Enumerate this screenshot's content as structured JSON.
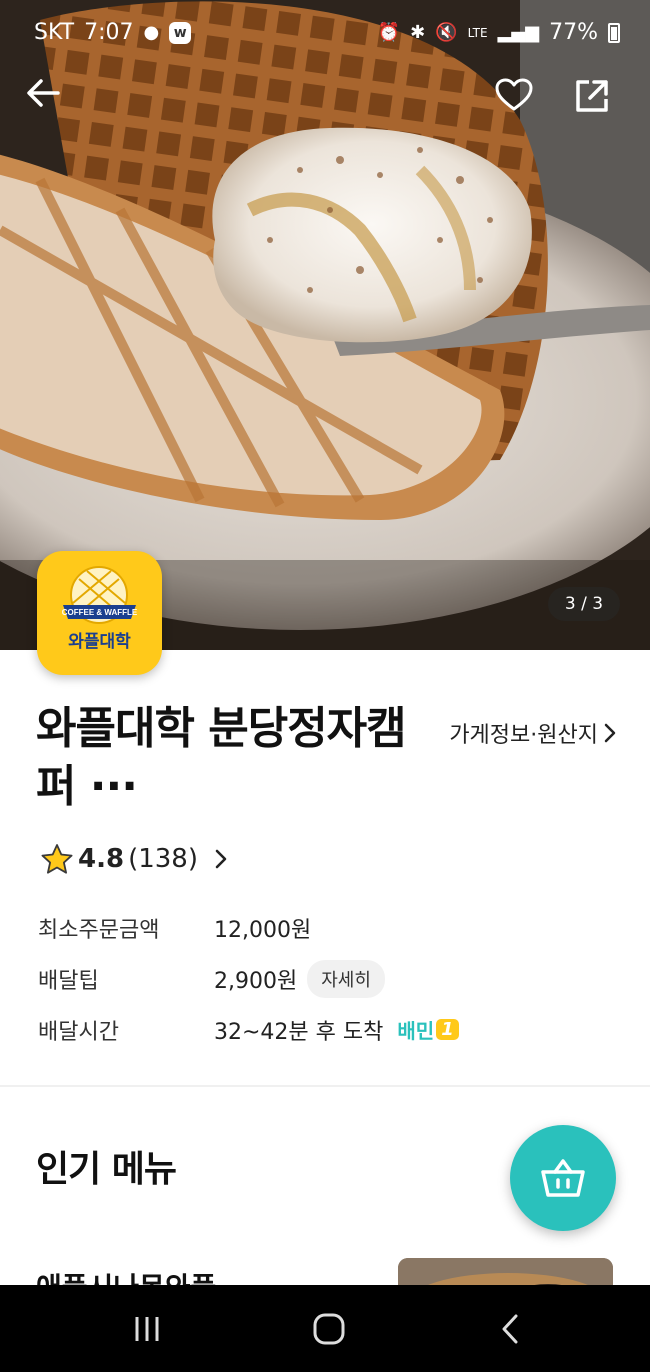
{
  "status_bar": {
    "carrier": "SKT",
    "time": "7:07",
    "battery": "77%",
    "network": "LTE"
  },
  "hero": {
    "page_indicator": "3 / 3"
  },
  "logo": {
    "text": "와플대학",
    "ribbon_text": "COFFEE & WAFFLE"
  },
  "store": {
    "name": "와플대학 분당정자캠퍼 ···",
    "info_link": "가게정보·원산지",
    "rating": "4.8",
    "review_count": "(138)"
  },
  "details": {
    "min_order_label": "최소주문금액",
    "min_order_value": "12,000원",
    "delivery_tip_label": "배달팁",
    "delivery_tip_value": "2,900원",
    "detail_chip": "자세히",
    "delivery_time_label": "배달시간",
    "delivery_time_value": "32~42분 후 도착",
    "baemin_one": "배민",
    "baemin_one_number": "1"
  },
  "popular": {
    "title": "인기 메뉴",
    "first_item": "애플시나몬와플"
  },
  "colors": {
    "accent": "#2ac1bc",
    "logo_bg": "#ffc91a",
    "brand_blue": "#1b3f8f"
  }
}
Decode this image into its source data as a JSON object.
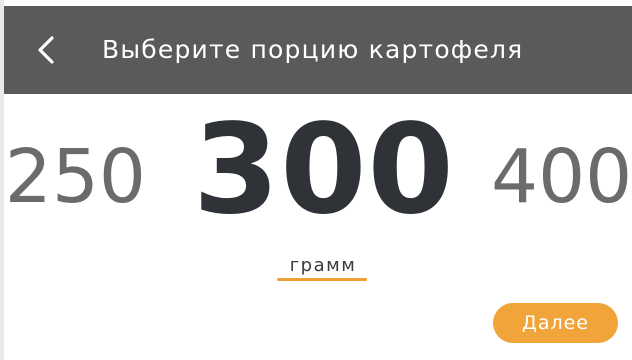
{
  "header": {
    "title": "Выберите порцию картофеля",
    "back_icon": "chevron-left-icon",
    "background": "#5a5a5a"
  },
  "picker": {
    "previous_value": "250",
    "current_value": "300",
    "next_value": "400",
    "unit": "грамм"
  },
  "actions": {
    "next_label": "Далее"
  },
  "colors": {
    "accent": "#f0a43a",
    "header": "#5a5a5a",
    "primary_text": "#2f3237",
    "secondary_text": "#6b6b6b"
  }
}
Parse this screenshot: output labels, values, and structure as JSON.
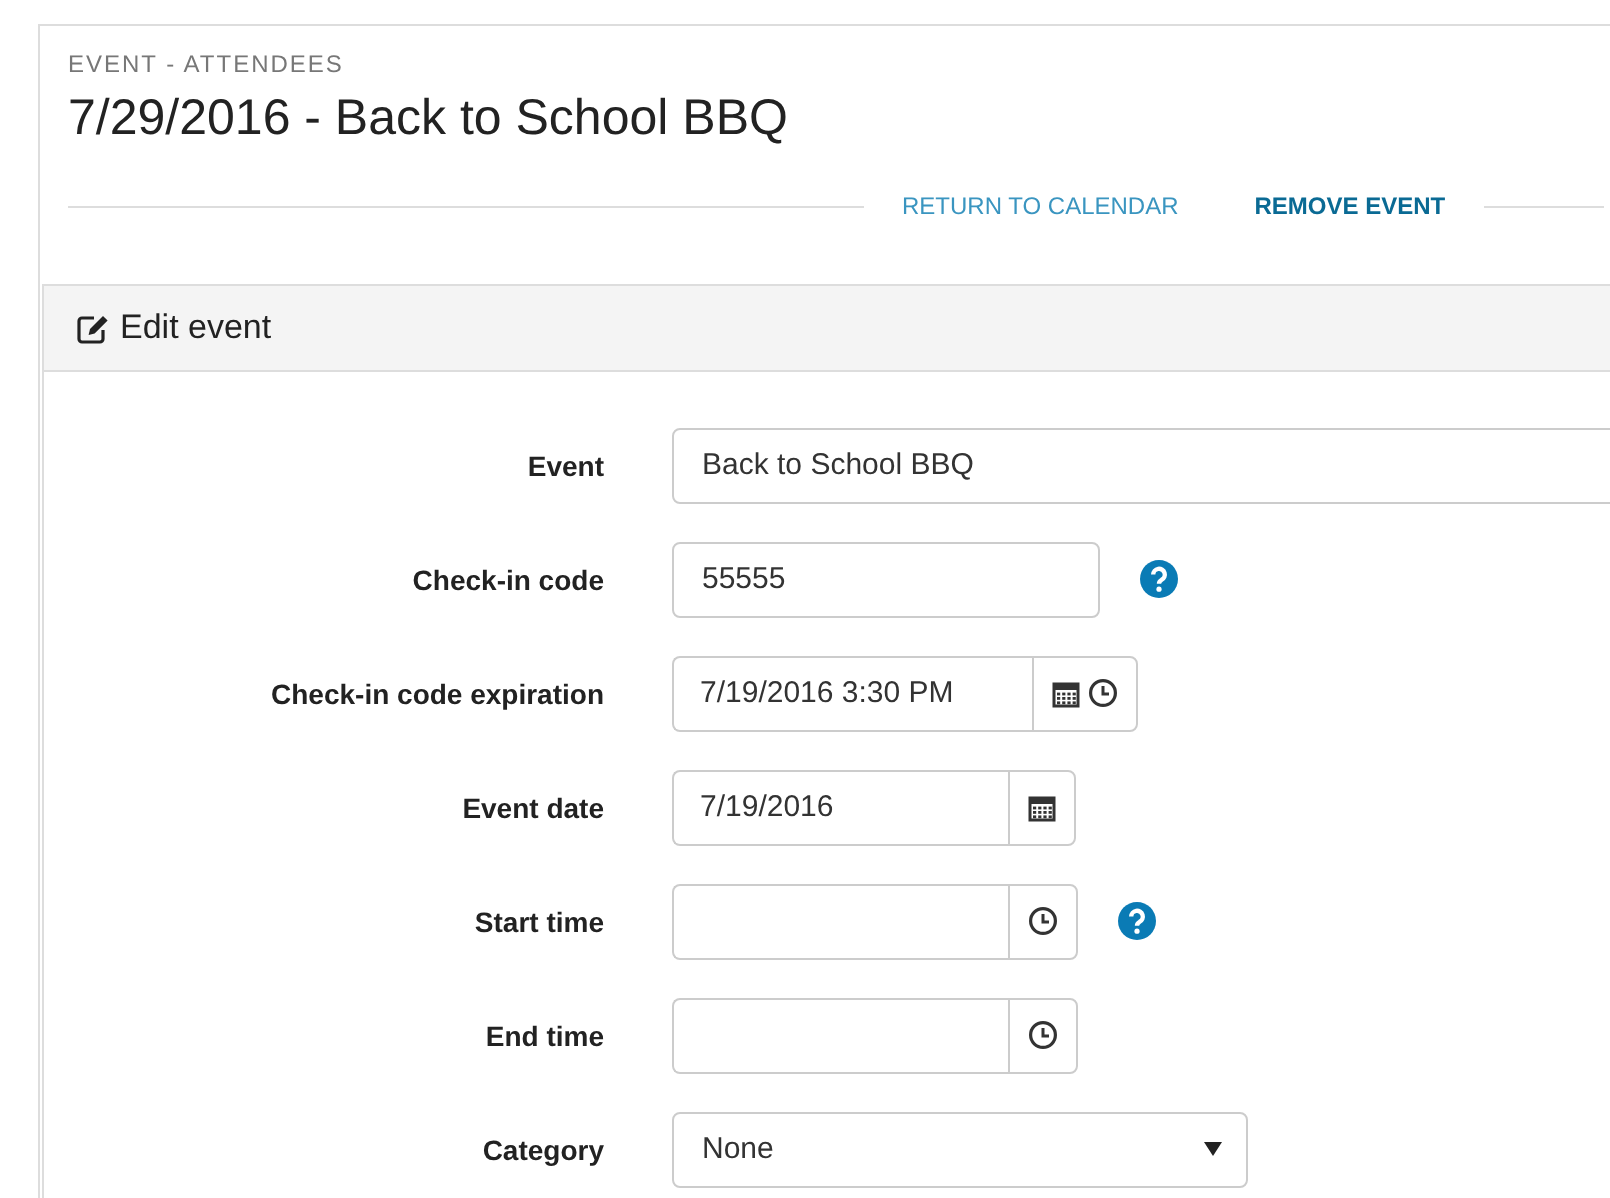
{
  "breadcrumb": "EVENT - ATTENDEES",
  "title": "7/29/2016 - Back to School BBQ",
  "actions": [
    {
      "label": "RETURN TO CALENDAR",
      "strong": false
    },
    {
      "label": "REMOVE EVENT",
      "strong": true
    }
  ],
  "panel": {
    "title": "Edit event"
  },
  "fields": [
    {
      "label": "Event",
      "kind": "wide_text",
      "value": "Back to School BBQ",
      "help": false
    },
    {
      "label": "Check-in code",
      "kind": "short_text",
      "value": "55555",
      "help": true
    },
    {
      "label": "Check-in code expiration",
      "kind": "datetime",
      "value": "7/19/2016 3:30 PM",
      "help": false
    },
    {
      "label": "Event date",
      "kind": "date",
      "value": "7/19/2016",
      "help": false
    },
    {
      "label": "Start time",
      "kind": "time",
      "help": true
    },
    {
      "label": "End time",
      "kind": "time",
      "help": false
    },
    {
      "label": "Category",
      "kind": "select",
      "value": "None",
      "help": false
    }
  ]
}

REQUIRED WORK: Only the lines from the one that holds "Decode this image" through the end of the records above should be printed again, exactly as they are. Leave out the pictures.

OUTPUT FOR THIS EXERCISE:
Decode this image into its source data as a JSON object.
{
  "header": {
    "title": "Выберите порцию картофеля",
    "back_icon": "chevron-left-icon",
    "background": "#5a5a5a"
  },
  "picker": {
    "previous_value": "250",
    "current_value": "300",
    "next_value": "400",
    "unit": "грамм"
  },
  "actions": {
    "next_label": "Далее"
  },
  "colors": {
    "accent": "#f0a43a",
    "header": "#5a5a5a",
    "primary_text": "#2f3237",
    "secondary_text": "#6b6b6b"
  }
}
Parse this screenshot: output labels, values, and structure as JSON.
{
  "breadcrumb": "EVENT - ATTENDEES",
  "title": "7/29/2016 - Back to School BBQ",
  "actions": [
    {
      "label": "RETURN TO CALENDAR",
      "strong": false
    },
    {
      "label": "REMOVE EVENT",
      "strong": true
    }
  ],
  "panel": {
    "title": "Edit event"
  },
  "fields": [
    {
      "label": "Event",
      "kind": "wide_text",
      "value": "Back to School BBQ",
      "help": false
    },
    {
      "label": "Check-in code",
      "kind": "short_text",
      "value": "55555",
      "help": true
    },
    {
      "label": "Check-in code expiration",
      "kind": "datetime",
      "value": "7/19/2016 3:30 PM",
      "help": false
    },
    {
      "label": "Event date",
      "kind": "date",
      "value": "7/19/2016",
      "help": false
    },
    {
      "label": "Start time",
      "kind": "time",
      "help": true
    },
    {
      "label": "End time",
      "kind": "time",
      "help": false
    },
    {
      "label": "Category",
      "kind": "select",
      "value": "None",
      "help": false
    }
  ]
}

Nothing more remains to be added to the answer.